> _PROBLEM TO SOLVE_:
Make an exact copy of the entries below with the pictures removed.

> _DATA EXCERPTS_:
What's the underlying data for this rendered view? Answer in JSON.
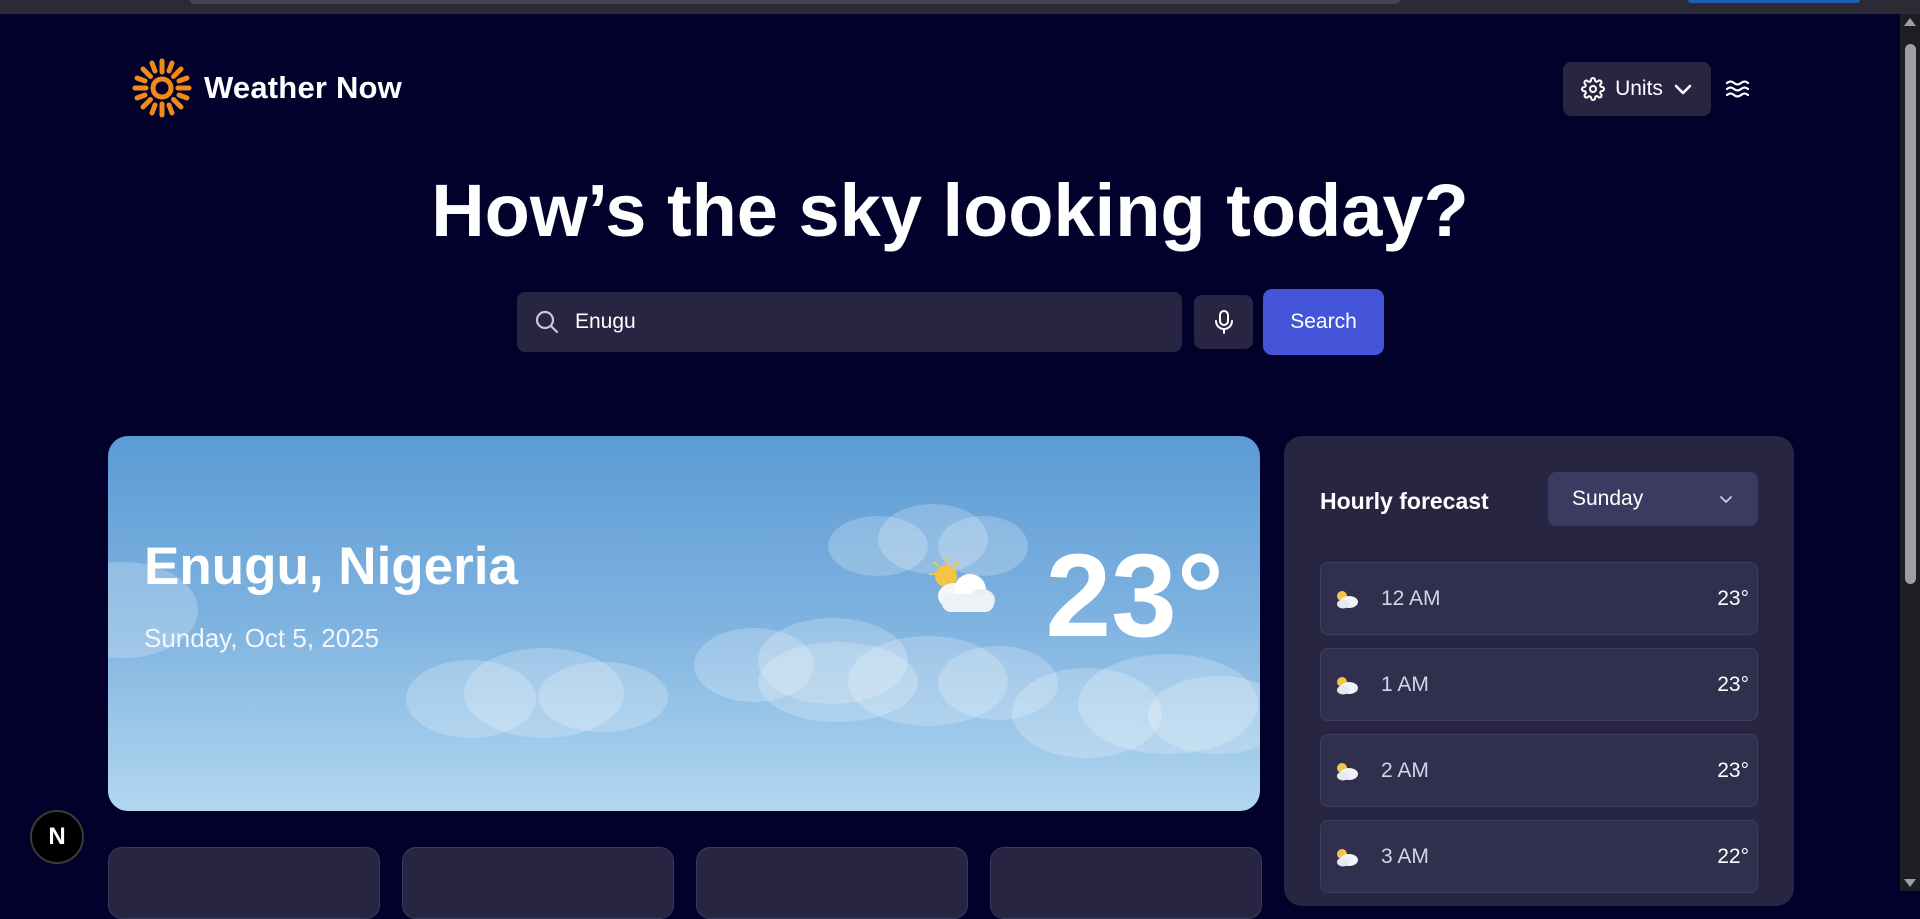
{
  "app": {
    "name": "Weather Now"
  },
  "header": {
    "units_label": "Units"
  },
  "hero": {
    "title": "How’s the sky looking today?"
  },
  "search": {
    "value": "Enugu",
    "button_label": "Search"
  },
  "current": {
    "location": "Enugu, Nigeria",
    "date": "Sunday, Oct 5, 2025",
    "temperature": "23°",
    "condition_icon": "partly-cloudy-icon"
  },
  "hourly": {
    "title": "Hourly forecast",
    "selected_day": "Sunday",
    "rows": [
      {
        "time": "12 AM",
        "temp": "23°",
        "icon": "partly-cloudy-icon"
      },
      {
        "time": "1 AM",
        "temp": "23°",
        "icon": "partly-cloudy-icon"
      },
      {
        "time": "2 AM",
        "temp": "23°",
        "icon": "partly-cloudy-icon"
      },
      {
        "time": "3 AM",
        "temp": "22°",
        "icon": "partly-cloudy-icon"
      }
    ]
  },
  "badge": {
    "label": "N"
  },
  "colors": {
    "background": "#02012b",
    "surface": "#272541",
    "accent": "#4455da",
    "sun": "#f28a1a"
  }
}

> _WRITTEN SOLUTION_:
What's the underlying data for this rendered view? Answer in JSON.
{
  "app": {
    "name": "Weather Now"
  },
  "header": {
    "units_label": "Units"
  },
  "hero": {
    "title": "How’s the sky looking today?"
  },
  "search": {
    "value": "Enugu",
    "button_label": "Search"
  },
  "current": {
    "location": "Enugu, Nigeria",
    "date": "Sunday, Oct 5, 2025",
    "temperature": "23°",
    "condition_icon": "partly-cloudy-icon"
  },
  "hourly": {
    "title": "Hourly forecast",
    "selected_day": "Sunday",
    "rows": [
      {
        "time": "12 AM",
        "temp": "23°",
        "icon": "partly-cloudy-icon"
      },
      {
        "time": "1 AM",
        "temp": "23°",
        "icon": "partly-cloudy-icon"
      },
      {
        "time": "2 AM",
        "temp": "23°",
        "icon": "partly-cloudy-icon"
      },
      {
        "time": "3 AM",
        "temp": "22°",
        "icon": "partly-cloudy-icon"
      }
    ]
  },
  "badge": {
    "label": "N"
  },
  "colors": {
    "background": "#02012b",
    "surface": "#272541",
    "accent": "#4455da",
    "sun": "#f28a1a"
  }
}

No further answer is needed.